Your objective :: Take each line that has the word "state" and return it.

Supplied material ::
┄┄┄┄┄┄
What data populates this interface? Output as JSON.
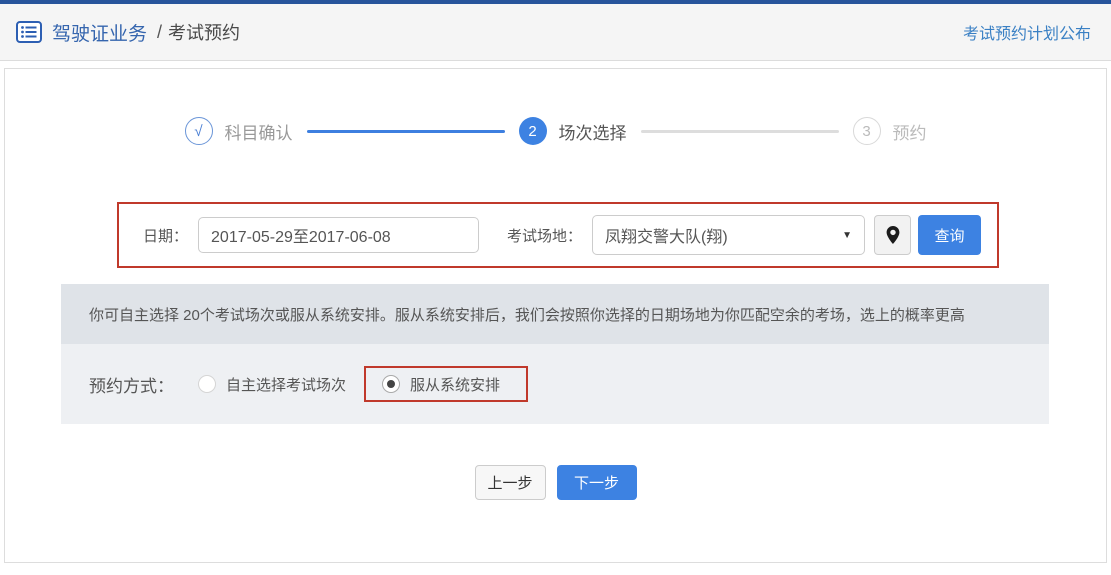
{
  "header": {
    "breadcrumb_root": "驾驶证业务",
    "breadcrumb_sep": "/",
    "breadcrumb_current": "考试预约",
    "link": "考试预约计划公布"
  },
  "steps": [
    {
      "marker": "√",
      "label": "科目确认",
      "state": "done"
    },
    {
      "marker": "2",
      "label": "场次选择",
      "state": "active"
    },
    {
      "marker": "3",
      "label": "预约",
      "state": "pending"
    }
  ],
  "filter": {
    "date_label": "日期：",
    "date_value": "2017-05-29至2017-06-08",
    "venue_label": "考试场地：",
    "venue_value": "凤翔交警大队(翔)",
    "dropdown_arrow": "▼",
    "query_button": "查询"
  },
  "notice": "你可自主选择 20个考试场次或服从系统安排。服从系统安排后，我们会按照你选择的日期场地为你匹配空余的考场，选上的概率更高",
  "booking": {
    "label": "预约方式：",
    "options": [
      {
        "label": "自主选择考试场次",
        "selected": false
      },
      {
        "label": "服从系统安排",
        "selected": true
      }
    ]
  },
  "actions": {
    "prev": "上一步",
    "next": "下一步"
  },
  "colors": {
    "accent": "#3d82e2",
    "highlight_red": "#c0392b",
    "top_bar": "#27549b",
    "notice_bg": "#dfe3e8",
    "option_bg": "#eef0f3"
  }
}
┄┄┄┄┄┄
Task answer ::
      "state": "done"
      "state": "active"
      "state": "pending"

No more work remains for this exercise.